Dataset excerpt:
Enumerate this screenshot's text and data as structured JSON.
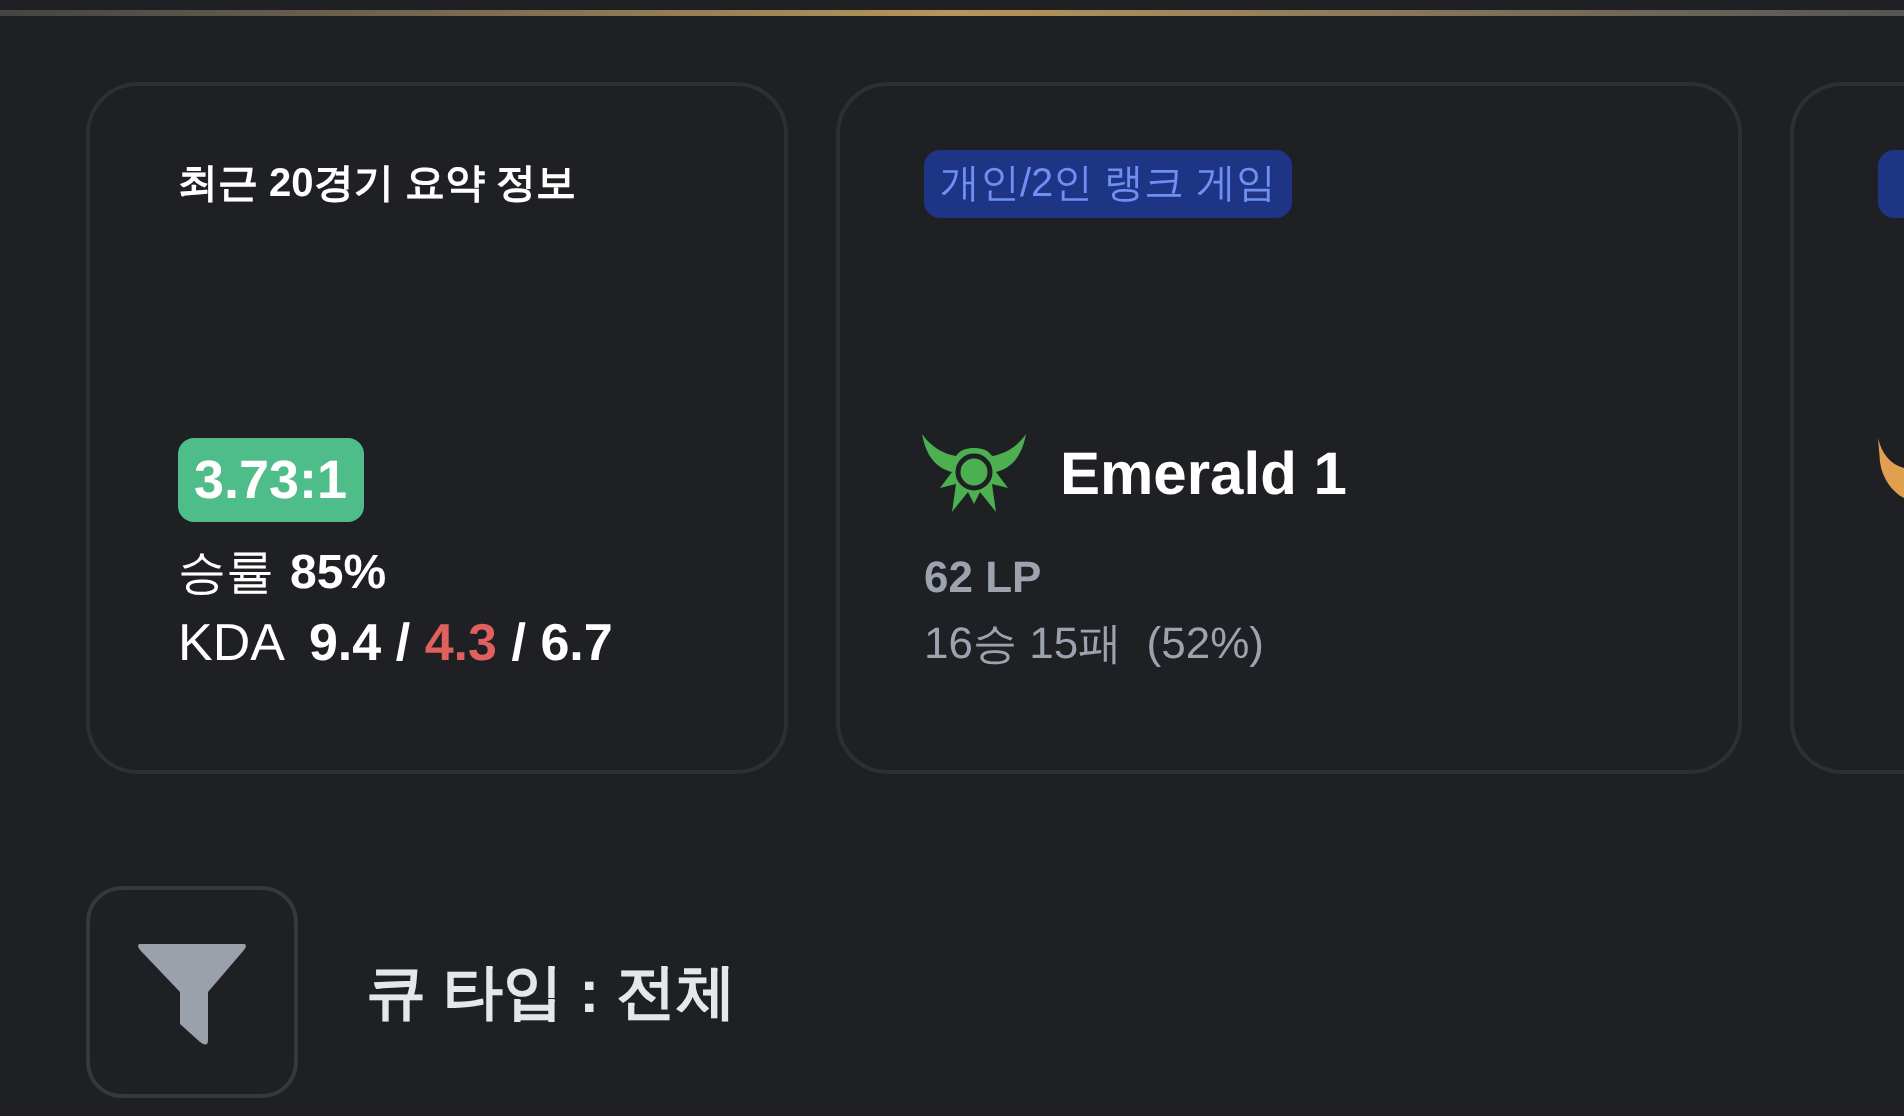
{
  "summary": {
    "title": "최근 20경기 요약 정보",
    "kda_ratio": "3.73:1",
    "win_rate_label": "승률",
    "win_rate": "85%",
    "kda_label": "KDA",
    "kills": "9.4",
    "separator": "/",
    "deaths": "4.3",
    "assists": "6.7"
  },
  "rank_cards": [
    {
      "kind": "full",
      "queue": "개인/2인 랭크 게임",
      "tier": "Emerald 1",
      "lp": "62 LP",
      "record": "16승 15패  (52%)",
      "color": "#4caf50"
    },
    {
      "kind": "cut_off",
      "color": "#e0a050"
    }
  ],
  "filter": {
    "label": "큐 타입 : 전체"
  }
}
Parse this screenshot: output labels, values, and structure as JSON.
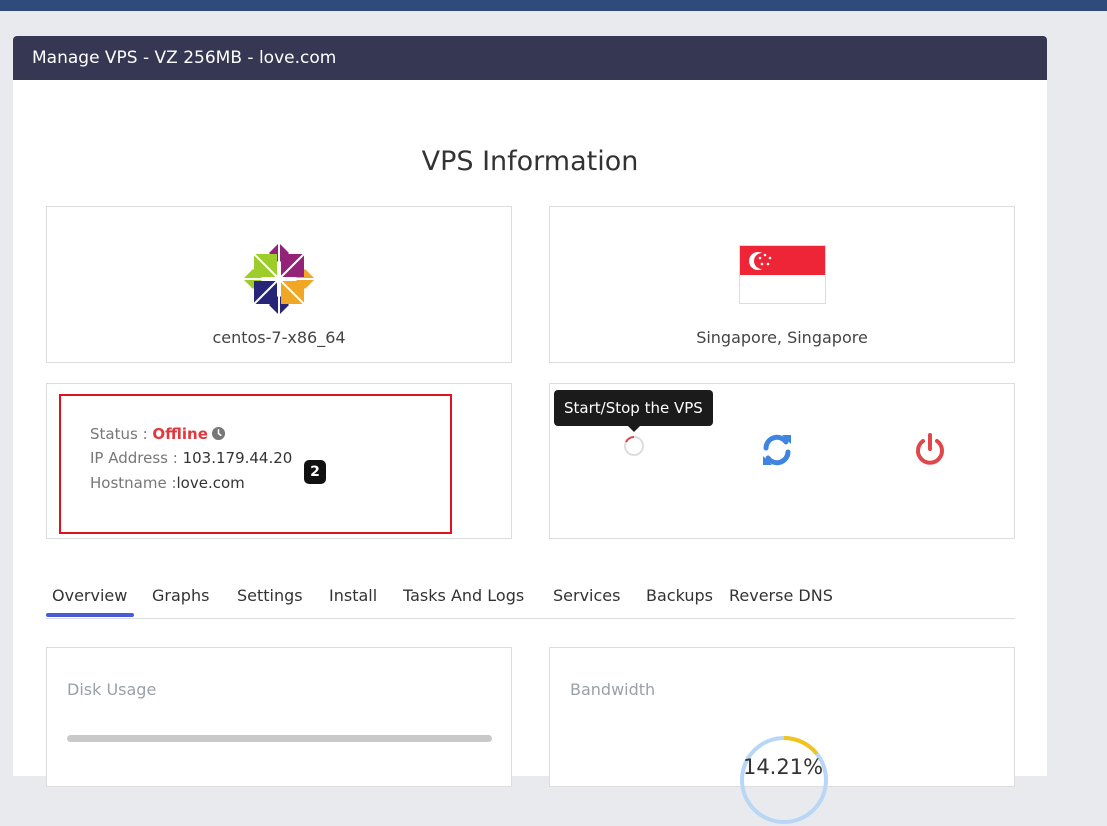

= Task directions =
Transcribe the records verbatim and omit the images.

= Answer to this exercise =
Enumerate this screenshot's text and data as structured JSON.
{
  "summary": {
    "title": "최근 20경기 요약 정보",
    "kda_ratio": "3.73:1",
    "win_rate_label": "승률",
    "win_rate": "85%",
    "kda_label": "KDA",
    "kills": "9.4",
    "separator": "/",
    "deaths": "4.3",
    "assists": "6.7"
  },
  "rank_cards": [
    {
      "kind": "full",
      "queue": "개인/2인 랭크 게임",
      "tier": "Emerald 1",
      "lp": "62 LP",
      "record": "16승 15패  (52%)",
      "color": "#4caf50"
    },
    {
      "kind": "cut_off",
      "color": "#e0a050"
    }
  ],
  "filter": {
    "label": "큐 타입 : 전체"
  }
}
Parse this screenshot: output labels, values, and structure as JSON.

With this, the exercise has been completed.